— BEGIN Provided material —
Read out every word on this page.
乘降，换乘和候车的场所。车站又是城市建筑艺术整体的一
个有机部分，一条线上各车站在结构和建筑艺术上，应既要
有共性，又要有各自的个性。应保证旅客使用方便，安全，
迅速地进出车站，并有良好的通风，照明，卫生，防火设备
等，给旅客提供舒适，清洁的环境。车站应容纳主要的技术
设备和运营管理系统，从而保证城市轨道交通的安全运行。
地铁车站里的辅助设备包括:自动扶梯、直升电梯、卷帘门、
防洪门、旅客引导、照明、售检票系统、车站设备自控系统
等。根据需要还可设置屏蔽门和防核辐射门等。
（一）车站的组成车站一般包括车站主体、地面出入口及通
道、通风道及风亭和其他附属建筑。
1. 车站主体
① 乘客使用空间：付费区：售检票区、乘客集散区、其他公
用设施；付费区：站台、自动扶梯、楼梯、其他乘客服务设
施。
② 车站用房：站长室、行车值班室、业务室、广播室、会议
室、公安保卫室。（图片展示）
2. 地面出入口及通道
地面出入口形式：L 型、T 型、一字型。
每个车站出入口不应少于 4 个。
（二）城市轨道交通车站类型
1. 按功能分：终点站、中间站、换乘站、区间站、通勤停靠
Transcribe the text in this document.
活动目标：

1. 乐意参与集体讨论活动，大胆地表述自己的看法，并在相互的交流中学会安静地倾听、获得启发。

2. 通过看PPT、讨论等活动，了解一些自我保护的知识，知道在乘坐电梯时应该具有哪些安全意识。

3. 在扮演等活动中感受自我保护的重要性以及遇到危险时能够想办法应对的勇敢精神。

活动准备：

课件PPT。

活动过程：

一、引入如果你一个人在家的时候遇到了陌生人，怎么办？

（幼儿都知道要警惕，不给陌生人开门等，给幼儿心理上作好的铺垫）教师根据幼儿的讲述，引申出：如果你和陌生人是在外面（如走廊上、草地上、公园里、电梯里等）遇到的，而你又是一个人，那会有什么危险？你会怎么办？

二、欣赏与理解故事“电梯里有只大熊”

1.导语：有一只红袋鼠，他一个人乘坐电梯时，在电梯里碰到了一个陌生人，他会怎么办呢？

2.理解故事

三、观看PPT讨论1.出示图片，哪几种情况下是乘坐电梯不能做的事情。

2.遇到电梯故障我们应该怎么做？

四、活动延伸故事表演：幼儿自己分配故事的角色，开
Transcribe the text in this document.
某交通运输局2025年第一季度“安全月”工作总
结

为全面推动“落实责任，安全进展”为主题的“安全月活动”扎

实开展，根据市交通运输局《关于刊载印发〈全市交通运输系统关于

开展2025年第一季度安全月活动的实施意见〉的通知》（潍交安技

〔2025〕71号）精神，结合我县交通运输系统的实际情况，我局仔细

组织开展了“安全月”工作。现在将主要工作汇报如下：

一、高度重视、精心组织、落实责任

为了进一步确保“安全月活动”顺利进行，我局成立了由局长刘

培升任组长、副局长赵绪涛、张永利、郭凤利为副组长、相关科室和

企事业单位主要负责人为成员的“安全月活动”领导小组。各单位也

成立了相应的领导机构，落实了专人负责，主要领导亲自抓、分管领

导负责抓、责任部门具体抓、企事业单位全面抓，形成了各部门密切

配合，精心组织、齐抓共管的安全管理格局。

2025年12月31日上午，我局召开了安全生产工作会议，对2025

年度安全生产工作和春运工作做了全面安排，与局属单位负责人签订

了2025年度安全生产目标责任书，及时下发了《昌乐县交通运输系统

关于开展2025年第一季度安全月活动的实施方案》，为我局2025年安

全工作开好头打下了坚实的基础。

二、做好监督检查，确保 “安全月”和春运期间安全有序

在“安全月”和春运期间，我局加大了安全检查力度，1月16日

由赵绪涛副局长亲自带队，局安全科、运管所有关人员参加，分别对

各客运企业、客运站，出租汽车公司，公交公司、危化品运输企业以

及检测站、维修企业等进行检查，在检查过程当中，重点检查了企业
— END Provided material —
__Stated exercise__
Transcribe the material above word for word.

__Result__
Read out every word on this page.
乘降，换乘和候车的场所。车站又是城市建筑艺术整体的一
个有机部分，一条线上各车站在结构和建筑艺术上，应既要
有共性，又要有各自的个性。应保证旅客使用方便，安全，
迅速地进出车站，并有良好的通风，照明，卫生，防火设备
等，给旅客提供舒适，清洁的环境。车站应容纳主要的技术
设备和运营管理系统，从而保证城市轨道交通的安全运行。
地铁车站里的辅助设备包括:自动扶梯、直升电梯、卷帘门、
防洪门、旅客引导、照明、售检票系统、车站设备自控系统
等。根据需要还可设置屏蔽门和防核辐射门等。
（一）车站的组成车站一般包括车站主体、地面出入口及通
道、通风道及风亭和其他附属建筑。
1. 车站主体
① 乘客使用空间：付费区：售检票区、乘客集散区、其他公
用设施；付费区：站台、自动扶梯、楼梯、其他乘客服务设
施。
② 车站用房：站长室、行车值班室、业务室、广播室、会议
室、公安保卫室。（图片展示）
2. 地面出入口及通道
地面出入口形式：L 型、T 型、一字型。
每个车站出入口不应少于 4 个。
（二）城市轨道交通车站类型
1. 按功能分：终点站、中间站、换乘站、区间站、通勤停靠
Transcribe the text in this document.
活动目标：

1. 乐意参与集体讨论活动，大胆地表述自己的看法，并在相互的交流中学会安静地倾听、获得启发。

2. 通过看PPT、讨论等活动，了解一些自我保护的知识，知道在乘坐电梯时应该具有哪些安全意识。

3. 在扮演等活动中感受自我保护的重要性以及遇到危险时能够想办法应对的勇敢精神。

活动准备：

课件PPT。

活动过程：

一、引入如果你一个人在家的时候遇到了陌生人，怎么办？

（幼儿都知道要警惕，不给陌生人开门等，给幼儿心理上作好的铺垫）教师根据幼儿的讲述，引申出：如果你和陌生人是在外面（如走廊上、草地上、公园里、电梯里等）遇到的，而你又是一个人，那会有什么危险？你会怎么办？

二、欣赏与理解故事“电梯里有只大熊”

1.导语：有一只红袋鼠，他一个人乘坐电梯时，在电梯里碰到了一个陌生人，他会怎么办呢？

2.理解故事

三、观看PPT讨论1.出示图片，哪几种情况下是乘坐电梯不能做的事情。

2.遇到电梯故障我们应该怎么做？

四、活动延伸故事表演：幼儿自己分配故事的角色，开
Transcribe the text in this document.
某交通运输局2025年第一季度“安全月”工作总
结

为全面推动“落实责任，安全进展”为主题的“安全月活动”扎

实开展，根据市交通运输局《关于刊载印发〈全市交通运输系统关于

开展2025年第一季度安全月活动的实施意见〉的通知》（潍交安技

〔2025〕71号）精神，结合我县交通运输系统的实际情况，我局仔细

组织开展了“安全月”工作。现在将主要工作汇报如下：

一、高度重视、精心组织、落实责任

为了进一步确保“安全月活动”顺利进行，我局成立了由局长刘

培升任组长、副局长赵绪涛、张永利、郭凤利为副组长、相关科室和

企事业单位主要负责人为成员的“安全月活动”领导小组。各单位也

成立了相应的领导机构，落实了专人负责，主要领导亲自抓、分管领

导负责抓、责任部门具体抓、企事业单位全面抓，形成了各部门密切

配合，精心组织、齐抓共管的安全管理格局。

2025年12月31日上午，我局召开了安全生产工作会议，对2025

年度安全生产工作和春运工作做了全面安排，与局属单位负责人签订

了2025年度安全生产目标责任书，及时下发了《昌乐县交通运输系统

关于开展2025年第一季度安全月活动的实施方案》，为我局2025年安

全工作开好头打下了坚实的基础。

二、做好监督检查，确保 “安全月”和春运期间安全有序

在“安全月”和春运期间，我局加大了安全检查力度，1月16日

由赵绪涛副局长亲自带队，局安全科、运管所有关人员参加，分别对

各客运企业、客运站，出租汽车公司，公交公司、危化品运输企业以

及检测站、维修企业等进行检查，在检查过程当中，重点检查了企业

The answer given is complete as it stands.